(EXERCISE GOAL) Without the pictures, print each of the records below exactly as it appears.

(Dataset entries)
........
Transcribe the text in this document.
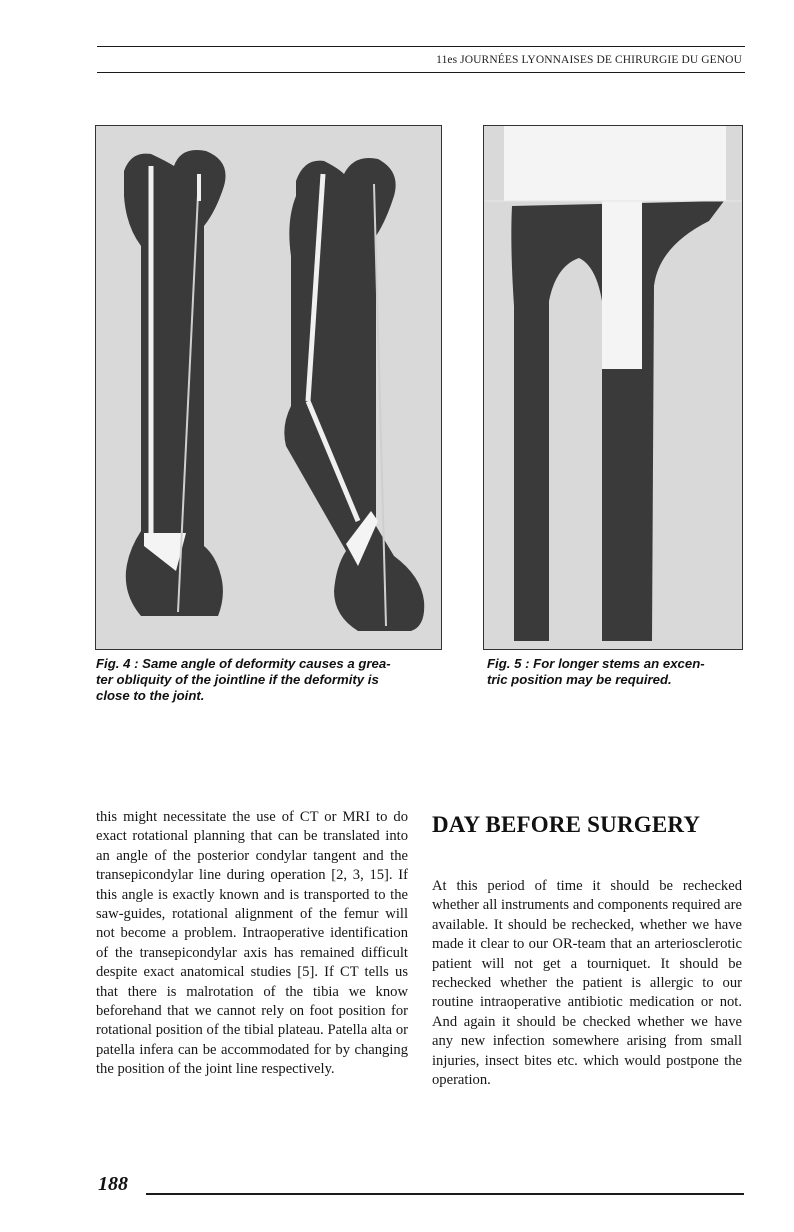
11es JOURNÉES LYONNAISES DE CHIRURGIE DU GENOU
Fig. 4 : Same angle of deformity causes a grea-
ter obliquity of the jointline if the deformity is
close to the joint.
Fig. 5 : For longer stems an excen-
tric position may be required.
this might necessitate the use of CT or MRI to do exact rotational planning that can be translated into an angle of the posterior condylar tangent and the transepicondylar line during operation [2, 3, 15]. If this angle is exactly known and is transported to the saw-guides, rotational alignment of the femur will not become a problem. Intraoperative identification of the transepicondylar axis has remained difficult despite exact anatomical studies [5]. If CT tells us that there is malrotation of the tibia we know beforehand that we cannot rely on foot position for rotational position of the tibial plateau. Patella alta or patella infera can be accommodated for by changing the position of the joint line respectively.
DAY BEFORE SURGERY
At this period of time it should be rechecked whether all instruments and components required are available. It should be rechecked, whether we have made it clear to our OR-team that an arteriosclerotic patient will not get a tourniquet. It should be rechecked whether the patient is allergic to our routine intraoperative antibiotic medication or not. And again it should be checked whether we have any new infection somewhere arising from small injuries, insect bites etc. which would postpone the operation.
188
........
(CORRECT RESPONSE)
Transcribe the text in this document.
11es JOURNÉES LYONNAISES DE CHIRURGIE DU GENOU
Fig. 4 : Same angle of deformity causes a grea-
ter obliquity of the jointline if the deformity is
close to the joint.
Fig. 5 : For longer stems an excen-
tric position may be required.
this might necessitate the use of CT or MRI to do exact rotational planning that can be translated into an angle of the posterior condylar tangent and the transepicondylar line during operation [2, 3, 15]. If this angle is exactly known and is transported to the saw-guides, rotational alignment of the femur will not become a problem. Intraoperative identification of the transepicondylar axis has remained difficult despite exact anatomical studies [5]. If CT tells us that there is malrotation of the tibia we know beforehand that we cannot rely on foot position for rotational position of the tibial plateau. Patella alta or patella infera can be accommodated for by changing the position of the joint line respectively.
DAY BEFORE SURGERY
At this period of time it should be rechecked whether all instruments and components required are available. It should be rechecked, whether we have made it clear to our OR-team that an arteriosclerotic patient will not get a tourniquet. It should be rechecked whether the patient is allergic to our routine intraoperative antibiotic medication or not. And again it should be checked whether we have any new infection somewhere arising from small injuries, insect bites etc. which would postpone the operation.
188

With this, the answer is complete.